▸ Problem: Make a verbatim copy of the entries below; pictures stay out.
--- start Given entries ---
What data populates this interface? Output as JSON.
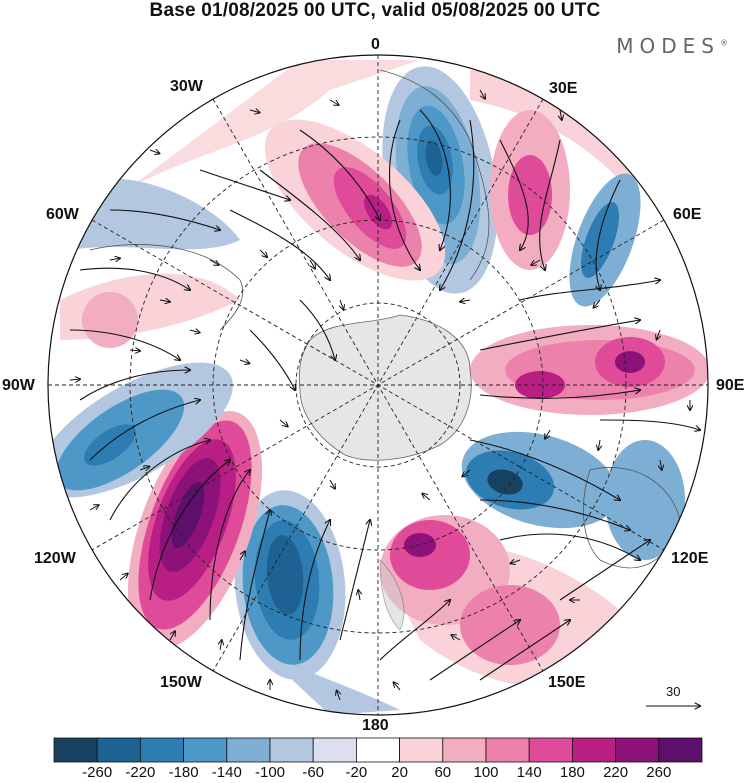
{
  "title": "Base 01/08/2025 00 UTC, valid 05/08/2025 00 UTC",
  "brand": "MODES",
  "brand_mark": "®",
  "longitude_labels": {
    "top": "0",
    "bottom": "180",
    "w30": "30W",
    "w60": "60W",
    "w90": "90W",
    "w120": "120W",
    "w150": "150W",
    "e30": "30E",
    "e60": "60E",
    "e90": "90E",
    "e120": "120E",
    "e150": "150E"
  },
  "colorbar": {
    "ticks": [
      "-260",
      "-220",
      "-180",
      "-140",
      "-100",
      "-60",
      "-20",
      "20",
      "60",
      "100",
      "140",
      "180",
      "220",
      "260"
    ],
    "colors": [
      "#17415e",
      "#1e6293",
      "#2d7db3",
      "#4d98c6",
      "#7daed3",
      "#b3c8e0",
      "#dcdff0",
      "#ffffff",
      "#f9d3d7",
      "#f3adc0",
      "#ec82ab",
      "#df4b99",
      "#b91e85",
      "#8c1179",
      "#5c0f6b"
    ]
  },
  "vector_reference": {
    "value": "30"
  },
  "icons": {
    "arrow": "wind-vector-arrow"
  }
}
--- end Given entries ---
▸ Solution to the exercise:
What data populates this interface? Output as JSON.
{
  "title": "Base 01/08/2025 00 UTC, valid 05/08/2025 00 UTC",
  "brand": "MODES",
  "brand_mark": "®",
  "longitude_labels": {
    "top": "0",
    "bottom": "180",
    "w30": "30W",
    "w60": "60W",
    "w90": "90W",
    "w120": "120W",
    "w150": "150W",
    "e30": "30E",
    "e60": "60E",
    "e90": "90E",
    "e120": "120E",
    "e150": "150E"
  },
  "colorbar": {
    "ticks": [
      "-260",
      "-220",
      "-180",
      "-140",
      "-100",
      "-60",
      "-20",
      "20",
      "60",
      "100",
      "140",
      "180",
      "220",
      "260"
    ],
    "colors": [
      "#17415e",
      "#1e6293",
      "#2d7db3",
      "#4d98c6",
      "#7daed3",
      "#b3c8e0",
      "#dcdff0",
      "#ffffff",
      "#f9d3d7",
      "#f3adc0",
      "#ec82ab",
      "#df4b99",
      "#b91e85",
      "#8c1179",
      "#5c0f6b"
    ]
  },
  "vector_reference": {
    "value": "30"
  },
  "icons": {
    "arrow": "wind-vector-arrow"
  }
}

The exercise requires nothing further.